[Records from a collection]
++++

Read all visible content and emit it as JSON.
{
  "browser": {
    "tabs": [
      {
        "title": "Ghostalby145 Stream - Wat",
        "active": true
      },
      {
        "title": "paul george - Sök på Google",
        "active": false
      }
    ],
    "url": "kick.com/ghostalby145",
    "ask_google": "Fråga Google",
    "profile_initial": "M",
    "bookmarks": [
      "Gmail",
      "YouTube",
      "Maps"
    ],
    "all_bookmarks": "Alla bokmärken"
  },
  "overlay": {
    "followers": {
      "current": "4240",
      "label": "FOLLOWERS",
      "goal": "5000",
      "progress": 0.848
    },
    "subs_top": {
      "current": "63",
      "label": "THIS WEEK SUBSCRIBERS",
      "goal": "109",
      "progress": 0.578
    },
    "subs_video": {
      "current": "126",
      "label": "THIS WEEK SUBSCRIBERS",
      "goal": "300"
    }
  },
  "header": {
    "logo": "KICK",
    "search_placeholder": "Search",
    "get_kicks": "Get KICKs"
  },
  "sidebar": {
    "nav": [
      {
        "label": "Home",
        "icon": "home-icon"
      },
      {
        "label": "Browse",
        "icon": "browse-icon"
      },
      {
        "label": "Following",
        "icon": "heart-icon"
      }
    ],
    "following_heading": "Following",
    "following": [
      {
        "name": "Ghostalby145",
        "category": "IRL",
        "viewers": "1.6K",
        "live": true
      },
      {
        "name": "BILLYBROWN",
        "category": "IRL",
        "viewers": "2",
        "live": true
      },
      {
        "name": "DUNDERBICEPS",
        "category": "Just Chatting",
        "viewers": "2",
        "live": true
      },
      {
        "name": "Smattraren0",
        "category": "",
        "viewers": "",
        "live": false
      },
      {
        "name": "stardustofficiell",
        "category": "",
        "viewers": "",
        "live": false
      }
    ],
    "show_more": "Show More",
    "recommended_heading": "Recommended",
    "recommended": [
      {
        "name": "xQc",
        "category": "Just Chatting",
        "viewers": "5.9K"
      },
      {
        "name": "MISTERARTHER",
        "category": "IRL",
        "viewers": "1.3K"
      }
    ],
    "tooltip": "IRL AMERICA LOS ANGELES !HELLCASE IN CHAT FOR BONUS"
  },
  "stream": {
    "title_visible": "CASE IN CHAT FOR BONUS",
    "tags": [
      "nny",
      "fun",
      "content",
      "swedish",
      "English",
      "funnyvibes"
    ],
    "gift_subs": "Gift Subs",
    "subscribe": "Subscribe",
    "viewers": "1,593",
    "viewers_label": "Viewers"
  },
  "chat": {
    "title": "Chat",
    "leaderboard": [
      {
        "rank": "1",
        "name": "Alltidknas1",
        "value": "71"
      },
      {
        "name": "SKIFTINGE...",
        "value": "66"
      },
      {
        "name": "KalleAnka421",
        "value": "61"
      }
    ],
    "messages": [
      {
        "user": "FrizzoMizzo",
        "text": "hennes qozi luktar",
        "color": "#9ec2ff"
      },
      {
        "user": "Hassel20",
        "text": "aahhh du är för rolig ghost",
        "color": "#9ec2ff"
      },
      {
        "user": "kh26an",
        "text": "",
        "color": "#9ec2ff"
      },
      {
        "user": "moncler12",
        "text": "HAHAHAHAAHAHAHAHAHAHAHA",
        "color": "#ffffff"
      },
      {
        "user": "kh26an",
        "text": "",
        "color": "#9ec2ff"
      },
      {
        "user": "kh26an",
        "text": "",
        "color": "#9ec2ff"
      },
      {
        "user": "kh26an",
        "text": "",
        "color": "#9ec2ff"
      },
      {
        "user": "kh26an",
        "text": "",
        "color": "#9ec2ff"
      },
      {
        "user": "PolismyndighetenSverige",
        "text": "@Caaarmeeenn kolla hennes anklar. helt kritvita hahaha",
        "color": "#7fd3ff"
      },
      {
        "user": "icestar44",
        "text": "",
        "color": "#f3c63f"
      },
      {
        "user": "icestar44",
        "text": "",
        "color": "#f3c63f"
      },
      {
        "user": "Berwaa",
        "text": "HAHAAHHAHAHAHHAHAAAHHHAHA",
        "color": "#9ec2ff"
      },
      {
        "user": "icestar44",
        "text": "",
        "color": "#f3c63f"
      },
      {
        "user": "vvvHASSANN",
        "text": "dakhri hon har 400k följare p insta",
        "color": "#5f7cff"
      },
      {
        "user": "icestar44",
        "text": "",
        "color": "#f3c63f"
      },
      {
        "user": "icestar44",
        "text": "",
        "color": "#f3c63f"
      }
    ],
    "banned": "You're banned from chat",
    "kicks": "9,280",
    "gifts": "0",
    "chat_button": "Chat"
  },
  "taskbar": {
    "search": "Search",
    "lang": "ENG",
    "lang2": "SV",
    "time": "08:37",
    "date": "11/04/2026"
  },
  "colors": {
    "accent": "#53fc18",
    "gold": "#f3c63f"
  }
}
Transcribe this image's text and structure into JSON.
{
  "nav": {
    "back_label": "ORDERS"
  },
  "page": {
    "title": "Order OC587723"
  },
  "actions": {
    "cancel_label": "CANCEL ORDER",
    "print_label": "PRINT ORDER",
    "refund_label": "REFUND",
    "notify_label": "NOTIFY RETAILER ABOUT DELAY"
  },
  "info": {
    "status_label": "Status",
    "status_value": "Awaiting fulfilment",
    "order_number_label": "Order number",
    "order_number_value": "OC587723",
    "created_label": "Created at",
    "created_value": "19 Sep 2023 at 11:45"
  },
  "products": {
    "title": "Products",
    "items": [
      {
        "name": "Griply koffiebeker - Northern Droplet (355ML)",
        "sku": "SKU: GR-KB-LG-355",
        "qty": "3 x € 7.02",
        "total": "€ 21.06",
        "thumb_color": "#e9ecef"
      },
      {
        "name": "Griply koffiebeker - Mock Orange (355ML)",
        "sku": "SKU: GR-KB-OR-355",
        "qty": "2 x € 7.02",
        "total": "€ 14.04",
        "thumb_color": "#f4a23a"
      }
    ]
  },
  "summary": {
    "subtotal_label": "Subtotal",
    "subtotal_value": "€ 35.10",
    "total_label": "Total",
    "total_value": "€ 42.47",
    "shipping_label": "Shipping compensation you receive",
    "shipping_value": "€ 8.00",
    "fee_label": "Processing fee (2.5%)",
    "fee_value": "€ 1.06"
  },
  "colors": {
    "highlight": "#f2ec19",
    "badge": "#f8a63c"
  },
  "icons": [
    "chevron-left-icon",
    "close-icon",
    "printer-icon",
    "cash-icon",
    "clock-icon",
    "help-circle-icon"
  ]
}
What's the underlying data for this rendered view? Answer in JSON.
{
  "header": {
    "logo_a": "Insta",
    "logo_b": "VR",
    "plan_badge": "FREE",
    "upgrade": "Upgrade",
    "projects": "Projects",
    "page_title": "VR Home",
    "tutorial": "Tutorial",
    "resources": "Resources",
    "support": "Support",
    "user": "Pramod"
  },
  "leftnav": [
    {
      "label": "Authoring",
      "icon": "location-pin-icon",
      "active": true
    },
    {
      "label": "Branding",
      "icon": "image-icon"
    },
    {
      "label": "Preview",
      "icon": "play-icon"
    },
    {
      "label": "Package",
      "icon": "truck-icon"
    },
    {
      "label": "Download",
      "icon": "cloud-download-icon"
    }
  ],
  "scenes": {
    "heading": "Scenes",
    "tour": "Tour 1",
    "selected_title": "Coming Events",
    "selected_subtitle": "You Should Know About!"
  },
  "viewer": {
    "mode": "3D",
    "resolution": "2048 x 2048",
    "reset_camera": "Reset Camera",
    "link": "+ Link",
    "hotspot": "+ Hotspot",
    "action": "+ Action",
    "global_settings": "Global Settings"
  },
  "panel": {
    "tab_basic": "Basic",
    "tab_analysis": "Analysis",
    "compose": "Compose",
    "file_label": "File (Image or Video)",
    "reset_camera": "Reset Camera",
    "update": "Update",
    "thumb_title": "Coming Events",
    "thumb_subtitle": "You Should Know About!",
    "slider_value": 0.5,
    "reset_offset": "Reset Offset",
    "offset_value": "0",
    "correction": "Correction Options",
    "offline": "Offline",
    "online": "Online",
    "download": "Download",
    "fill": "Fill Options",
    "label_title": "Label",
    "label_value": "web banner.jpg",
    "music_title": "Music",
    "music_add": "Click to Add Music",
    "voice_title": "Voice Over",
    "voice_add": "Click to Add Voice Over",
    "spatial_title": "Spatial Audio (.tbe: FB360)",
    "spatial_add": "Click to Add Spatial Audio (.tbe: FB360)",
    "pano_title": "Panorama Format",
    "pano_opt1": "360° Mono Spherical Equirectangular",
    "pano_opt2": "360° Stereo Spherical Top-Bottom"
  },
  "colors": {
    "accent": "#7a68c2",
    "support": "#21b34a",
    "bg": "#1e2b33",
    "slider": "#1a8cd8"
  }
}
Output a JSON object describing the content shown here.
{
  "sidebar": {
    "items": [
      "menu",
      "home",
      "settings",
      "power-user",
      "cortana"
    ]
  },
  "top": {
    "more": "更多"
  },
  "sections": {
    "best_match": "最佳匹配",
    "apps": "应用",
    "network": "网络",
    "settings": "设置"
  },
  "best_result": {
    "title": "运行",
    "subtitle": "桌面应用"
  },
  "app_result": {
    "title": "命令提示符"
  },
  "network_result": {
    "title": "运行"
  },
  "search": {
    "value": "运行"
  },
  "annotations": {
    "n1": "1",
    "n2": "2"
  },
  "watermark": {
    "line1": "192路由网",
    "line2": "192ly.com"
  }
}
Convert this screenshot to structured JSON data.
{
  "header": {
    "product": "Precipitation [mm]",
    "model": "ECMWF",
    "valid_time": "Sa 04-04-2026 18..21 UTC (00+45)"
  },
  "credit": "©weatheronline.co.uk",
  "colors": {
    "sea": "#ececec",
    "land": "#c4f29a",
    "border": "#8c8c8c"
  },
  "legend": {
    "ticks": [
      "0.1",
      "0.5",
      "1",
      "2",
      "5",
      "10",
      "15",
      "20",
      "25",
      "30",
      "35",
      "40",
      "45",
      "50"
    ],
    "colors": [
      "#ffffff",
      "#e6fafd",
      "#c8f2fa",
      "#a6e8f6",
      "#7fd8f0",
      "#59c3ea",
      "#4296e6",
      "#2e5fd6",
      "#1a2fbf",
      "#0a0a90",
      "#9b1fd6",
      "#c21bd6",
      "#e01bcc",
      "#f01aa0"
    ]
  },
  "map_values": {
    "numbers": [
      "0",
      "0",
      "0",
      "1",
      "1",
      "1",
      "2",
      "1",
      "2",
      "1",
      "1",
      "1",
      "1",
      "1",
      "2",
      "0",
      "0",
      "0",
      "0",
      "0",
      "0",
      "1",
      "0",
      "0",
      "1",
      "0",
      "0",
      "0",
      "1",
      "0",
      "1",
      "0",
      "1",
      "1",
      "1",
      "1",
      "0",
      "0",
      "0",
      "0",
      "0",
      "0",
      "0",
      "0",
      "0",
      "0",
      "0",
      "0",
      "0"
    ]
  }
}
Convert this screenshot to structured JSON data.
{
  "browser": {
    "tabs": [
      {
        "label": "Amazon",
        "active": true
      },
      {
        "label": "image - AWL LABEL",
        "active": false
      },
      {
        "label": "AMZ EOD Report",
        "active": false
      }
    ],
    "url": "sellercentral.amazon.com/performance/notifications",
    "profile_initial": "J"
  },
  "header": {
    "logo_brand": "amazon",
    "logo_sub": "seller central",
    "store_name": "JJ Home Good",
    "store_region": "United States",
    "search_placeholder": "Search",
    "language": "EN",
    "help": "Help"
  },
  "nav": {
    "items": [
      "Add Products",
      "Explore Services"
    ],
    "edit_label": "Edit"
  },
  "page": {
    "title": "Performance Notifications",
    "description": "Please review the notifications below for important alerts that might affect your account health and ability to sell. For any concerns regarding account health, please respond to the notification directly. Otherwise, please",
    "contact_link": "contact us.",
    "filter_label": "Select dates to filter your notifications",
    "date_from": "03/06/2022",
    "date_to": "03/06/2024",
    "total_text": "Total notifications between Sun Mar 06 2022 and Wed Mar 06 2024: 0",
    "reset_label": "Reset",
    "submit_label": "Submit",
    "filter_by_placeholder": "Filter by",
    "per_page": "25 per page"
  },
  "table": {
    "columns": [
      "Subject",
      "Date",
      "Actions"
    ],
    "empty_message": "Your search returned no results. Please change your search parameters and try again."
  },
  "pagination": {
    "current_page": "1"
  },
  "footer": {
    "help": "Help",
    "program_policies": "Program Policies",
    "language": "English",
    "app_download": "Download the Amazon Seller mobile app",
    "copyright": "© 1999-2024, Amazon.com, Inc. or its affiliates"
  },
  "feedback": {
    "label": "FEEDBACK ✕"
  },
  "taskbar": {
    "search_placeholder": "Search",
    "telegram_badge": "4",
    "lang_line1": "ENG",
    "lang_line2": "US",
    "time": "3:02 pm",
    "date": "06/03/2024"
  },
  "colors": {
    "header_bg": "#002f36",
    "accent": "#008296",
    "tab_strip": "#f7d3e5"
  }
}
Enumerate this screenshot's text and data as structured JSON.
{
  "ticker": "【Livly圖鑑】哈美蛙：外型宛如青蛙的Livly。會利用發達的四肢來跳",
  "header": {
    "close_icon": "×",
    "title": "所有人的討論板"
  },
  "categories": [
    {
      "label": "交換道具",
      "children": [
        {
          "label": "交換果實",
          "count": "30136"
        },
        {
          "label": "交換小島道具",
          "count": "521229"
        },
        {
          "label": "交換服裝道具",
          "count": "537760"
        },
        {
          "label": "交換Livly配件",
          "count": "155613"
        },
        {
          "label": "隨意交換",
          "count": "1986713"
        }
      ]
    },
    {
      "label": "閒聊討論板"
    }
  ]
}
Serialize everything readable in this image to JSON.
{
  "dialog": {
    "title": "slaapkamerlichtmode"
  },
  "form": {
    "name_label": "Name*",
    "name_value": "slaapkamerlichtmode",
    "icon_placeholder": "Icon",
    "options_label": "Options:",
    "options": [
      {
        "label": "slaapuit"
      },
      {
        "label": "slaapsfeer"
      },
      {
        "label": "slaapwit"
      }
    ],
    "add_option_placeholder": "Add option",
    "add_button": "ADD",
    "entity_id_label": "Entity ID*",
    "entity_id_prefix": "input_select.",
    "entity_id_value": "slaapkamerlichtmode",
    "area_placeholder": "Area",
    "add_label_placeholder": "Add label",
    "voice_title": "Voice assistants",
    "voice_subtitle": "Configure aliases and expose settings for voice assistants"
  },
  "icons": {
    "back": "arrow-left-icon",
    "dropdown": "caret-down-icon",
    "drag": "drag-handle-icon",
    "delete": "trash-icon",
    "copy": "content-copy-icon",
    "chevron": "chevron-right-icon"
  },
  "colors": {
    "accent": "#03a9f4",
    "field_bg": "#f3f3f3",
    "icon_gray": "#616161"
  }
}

++++

Work required:
Beginning with the line that contains "Enumerate this screenshot's", repeat every line through the end of the records and nothing more.

Task answer:
Enumerate this screenshot's text and data as structured JSON.
{
  "ticker": "【Livly圖鑑】哈美蛙：外型宛如青蛙的Livly。會利用發達的四肢來跳",
  "header": {
    "close_icon": "×",
    "title": "所有人的討論板"
  },
  "categories": [
    {
      "label": "交換道具",
      "children": [
        {
          "label": "交換果實",
          "count": "30136"
        },
        {
          "label": "交換小島道具",
          "count": "521229"
        },
        {
          "label": "交換服裝道具",
          "count": "537760"
        },
        {
          "label": "交換Livly配件",
          "count": "155613"
        },
        {
          "label": "隨意交換",
          "count": "1986713"
        }
      ]
    },
    {
      "label": "閒聊討論板"
    }
  ]
}
Serialize everything readable in this image to JSON.
{
  "dialog": {
    "title": "slaapkamerlichtmode"
  },
  "form": {
    "name_label": "Name*",
    "name_value": "slaapkamerlichtmode",
    "icon_placeholder": "Icon",
    "options_label": "Options:",
    "options": [
      {
        "label": "slaapuit"
      },
      {
        "label": "slaapsfeer"
      },
      {
        "label": "slaapwit"
      }
    ],
    "add_option_placeholder": "Add option",
    "add_button": "ADD",
    "entity_id_label": "Entity ID*",
    "entity_id_prefix": "input_select.",
    "entity_id_value": "slaapkamerlichtmode",
    "area_placeholder": "Area",
    "add_label_placeholder": "Add label",
    "voice_title": "Voice assistants",
    "voice_subtitle": "Configure aliases and expose settings for voice assistants"
  },
  "icons": {
    "back": "arrow-left-icon",
    "dropdown": "caret-down-icon",
    "drag": "drag-handle-icon",
    "delete": "trash-icon",
    "copy": "content-copy-icon",
    "chevron": "chevron-right-icon"
  },
  "colors": {
    "accent": "#03a9f4",
    "field_bg": "#f3f3f3",
    "icon_gray": "#616161"
  }
}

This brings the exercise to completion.